Figure dataset records:

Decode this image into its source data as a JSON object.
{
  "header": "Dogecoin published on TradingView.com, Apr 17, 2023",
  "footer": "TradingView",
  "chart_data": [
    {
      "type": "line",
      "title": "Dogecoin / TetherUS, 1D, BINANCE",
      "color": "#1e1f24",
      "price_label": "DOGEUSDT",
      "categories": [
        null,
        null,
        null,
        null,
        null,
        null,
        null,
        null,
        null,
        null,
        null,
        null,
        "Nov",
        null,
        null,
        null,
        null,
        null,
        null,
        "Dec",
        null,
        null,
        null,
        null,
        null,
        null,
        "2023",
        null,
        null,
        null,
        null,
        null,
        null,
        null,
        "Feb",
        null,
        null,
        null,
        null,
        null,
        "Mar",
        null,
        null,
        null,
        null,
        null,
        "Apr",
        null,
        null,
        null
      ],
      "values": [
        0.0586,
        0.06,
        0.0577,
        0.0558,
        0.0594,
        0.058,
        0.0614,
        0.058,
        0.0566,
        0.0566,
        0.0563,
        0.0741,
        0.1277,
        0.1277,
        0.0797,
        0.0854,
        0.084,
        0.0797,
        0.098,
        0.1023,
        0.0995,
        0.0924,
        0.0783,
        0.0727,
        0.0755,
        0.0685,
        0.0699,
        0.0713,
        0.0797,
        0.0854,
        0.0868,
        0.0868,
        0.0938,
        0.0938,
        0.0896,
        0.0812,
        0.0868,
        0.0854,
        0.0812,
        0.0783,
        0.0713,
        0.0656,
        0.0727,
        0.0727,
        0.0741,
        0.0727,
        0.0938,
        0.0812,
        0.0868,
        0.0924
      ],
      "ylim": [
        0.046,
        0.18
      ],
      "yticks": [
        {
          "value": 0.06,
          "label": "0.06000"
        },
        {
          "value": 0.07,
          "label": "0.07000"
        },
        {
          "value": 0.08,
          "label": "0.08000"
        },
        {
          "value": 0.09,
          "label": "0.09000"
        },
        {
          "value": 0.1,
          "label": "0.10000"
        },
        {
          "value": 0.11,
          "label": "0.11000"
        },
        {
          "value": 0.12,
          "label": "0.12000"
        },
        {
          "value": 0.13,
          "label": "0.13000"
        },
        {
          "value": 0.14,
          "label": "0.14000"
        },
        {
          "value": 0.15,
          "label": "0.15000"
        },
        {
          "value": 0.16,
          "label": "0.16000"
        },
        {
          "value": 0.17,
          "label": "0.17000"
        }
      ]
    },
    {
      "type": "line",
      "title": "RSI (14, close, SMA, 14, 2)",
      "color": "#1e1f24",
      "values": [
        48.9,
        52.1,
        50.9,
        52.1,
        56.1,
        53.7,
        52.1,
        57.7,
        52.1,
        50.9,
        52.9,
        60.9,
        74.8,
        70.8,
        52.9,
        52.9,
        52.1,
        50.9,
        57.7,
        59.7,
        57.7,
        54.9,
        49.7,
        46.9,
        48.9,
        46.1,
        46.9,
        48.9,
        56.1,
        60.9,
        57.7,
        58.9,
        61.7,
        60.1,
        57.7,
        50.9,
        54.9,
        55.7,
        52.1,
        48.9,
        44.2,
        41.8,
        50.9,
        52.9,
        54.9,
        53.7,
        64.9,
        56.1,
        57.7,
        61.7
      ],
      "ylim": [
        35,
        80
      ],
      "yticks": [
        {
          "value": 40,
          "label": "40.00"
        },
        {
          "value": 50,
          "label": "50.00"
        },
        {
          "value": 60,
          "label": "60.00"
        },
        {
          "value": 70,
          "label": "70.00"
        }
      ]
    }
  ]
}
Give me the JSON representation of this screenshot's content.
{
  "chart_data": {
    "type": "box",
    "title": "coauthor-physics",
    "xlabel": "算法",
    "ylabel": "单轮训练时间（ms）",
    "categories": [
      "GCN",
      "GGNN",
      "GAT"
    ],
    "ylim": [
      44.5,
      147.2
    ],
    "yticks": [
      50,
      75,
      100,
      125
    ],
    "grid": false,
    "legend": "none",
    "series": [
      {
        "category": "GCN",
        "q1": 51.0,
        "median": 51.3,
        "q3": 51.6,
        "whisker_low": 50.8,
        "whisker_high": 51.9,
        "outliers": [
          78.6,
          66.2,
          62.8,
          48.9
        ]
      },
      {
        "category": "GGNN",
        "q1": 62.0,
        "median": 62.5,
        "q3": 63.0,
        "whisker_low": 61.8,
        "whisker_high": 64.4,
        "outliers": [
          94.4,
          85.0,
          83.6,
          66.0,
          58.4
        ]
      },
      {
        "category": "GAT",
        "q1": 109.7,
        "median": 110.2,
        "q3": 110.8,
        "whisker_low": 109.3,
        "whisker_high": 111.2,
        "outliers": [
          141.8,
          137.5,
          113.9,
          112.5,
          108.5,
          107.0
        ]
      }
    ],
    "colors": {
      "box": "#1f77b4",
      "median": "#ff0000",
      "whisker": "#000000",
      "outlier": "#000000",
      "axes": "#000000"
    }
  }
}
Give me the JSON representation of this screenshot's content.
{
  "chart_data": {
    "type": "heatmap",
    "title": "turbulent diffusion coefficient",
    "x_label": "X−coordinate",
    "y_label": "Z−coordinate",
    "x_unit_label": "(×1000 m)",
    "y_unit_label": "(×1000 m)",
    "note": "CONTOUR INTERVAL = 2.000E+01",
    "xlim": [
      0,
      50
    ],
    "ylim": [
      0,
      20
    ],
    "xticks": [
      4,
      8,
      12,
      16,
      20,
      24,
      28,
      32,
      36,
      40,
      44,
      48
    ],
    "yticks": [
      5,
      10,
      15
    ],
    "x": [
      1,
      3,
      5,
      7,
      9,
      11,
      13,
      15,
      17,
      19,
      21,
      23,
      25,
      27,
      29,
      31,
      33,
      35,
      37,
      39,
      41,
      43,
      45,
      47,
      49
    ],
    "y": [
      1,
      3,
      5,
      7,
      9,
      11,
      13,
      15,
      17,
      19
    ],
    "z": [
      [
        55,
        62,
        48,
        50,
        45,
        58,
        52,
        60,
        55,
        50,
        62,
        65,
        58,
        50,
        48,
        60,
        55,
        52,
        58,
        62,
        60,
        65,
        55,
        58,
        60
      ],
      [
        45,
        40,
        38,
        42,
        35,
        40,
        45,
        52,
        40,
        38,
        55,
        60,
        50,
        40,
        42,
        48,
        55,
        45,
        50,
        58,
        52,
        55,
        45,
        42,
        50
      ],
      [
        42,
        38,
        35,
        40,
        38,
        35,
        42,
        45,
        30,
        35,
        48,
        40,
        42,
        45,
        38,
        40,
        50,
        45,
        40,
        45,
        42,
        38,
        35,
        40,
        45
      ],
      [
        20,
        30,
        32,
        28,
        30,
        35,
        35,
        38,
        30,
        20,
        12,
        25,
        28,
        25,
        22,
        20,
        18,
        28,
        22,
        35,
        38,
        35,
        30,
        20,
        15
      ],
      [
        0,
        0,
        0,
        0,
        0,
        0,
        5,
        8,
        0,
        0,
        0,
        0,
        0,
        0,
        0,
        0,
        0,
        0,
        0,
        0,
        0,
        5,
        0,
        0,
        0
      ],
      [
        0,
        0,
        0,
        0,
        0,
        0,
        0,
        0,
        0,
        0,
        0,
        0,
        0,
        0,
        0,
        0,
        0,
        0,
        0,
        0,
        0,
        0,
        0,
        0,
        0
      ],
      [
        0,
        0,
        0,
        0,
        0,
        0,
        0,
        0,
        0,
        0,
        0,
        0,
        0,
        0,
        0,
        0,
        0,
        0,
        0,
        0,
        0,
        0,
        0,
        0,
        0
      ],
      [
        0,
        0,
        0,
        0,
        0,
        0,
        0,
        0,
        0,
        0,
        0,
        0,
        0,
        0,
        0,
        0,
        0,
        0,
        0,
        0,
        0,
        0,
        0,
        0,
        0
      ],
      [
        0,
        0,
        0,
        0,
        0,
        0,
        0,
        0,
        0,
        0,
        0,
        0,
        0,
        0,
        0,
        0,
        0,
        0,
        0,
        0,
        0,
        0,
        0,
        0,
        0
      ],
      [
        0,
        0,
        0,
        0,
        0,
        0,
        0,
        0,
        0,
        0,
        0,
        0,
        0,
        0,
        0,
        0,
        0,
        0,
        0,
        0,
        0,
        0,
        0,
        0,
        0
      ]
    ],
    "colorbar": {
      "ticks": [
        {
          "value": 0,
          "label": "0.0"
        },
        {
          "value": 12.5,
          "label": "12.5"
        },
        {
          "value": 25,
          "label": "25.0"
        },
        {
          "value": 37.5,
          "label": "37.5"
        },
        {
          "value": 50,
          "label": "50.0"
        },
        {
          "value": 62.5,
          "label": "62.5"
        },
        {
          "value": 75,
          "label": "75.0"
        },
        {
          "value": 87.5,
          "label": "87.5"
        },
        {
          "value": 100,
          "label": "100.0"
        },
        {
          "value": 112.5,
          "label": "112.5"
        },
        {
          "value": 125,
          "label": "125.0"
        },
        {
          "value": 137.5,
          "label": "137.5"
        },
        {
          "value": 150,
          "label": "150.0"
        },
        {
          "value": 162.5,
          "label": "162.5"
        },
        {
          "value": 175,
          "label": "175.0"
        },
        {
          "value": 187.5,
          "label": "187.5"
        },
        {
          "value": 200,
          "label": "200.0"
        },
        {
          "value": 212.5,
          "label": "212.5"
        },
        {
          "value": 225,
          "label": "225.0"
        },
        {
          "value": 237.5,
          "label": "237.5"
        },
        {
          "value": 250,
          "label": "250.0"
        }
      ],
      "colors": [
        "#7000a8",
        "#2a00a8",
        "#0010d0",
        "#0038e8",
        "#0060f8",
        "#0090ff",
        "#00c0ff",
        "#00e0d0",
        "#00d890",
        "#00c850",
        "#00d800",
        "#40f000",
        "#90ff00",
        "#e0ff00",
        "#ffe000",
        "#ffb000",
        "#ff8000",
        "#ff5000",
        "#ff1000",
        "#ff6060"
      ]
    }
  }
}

▶ WHAT IS BEING ASKED
In the listing, find every line containing the word "coordinate" and list it.

▶ RESPONSE TO THE EXERCISE
    "x_label": "X−coordinate",
    "y_label": "Z−coordinate",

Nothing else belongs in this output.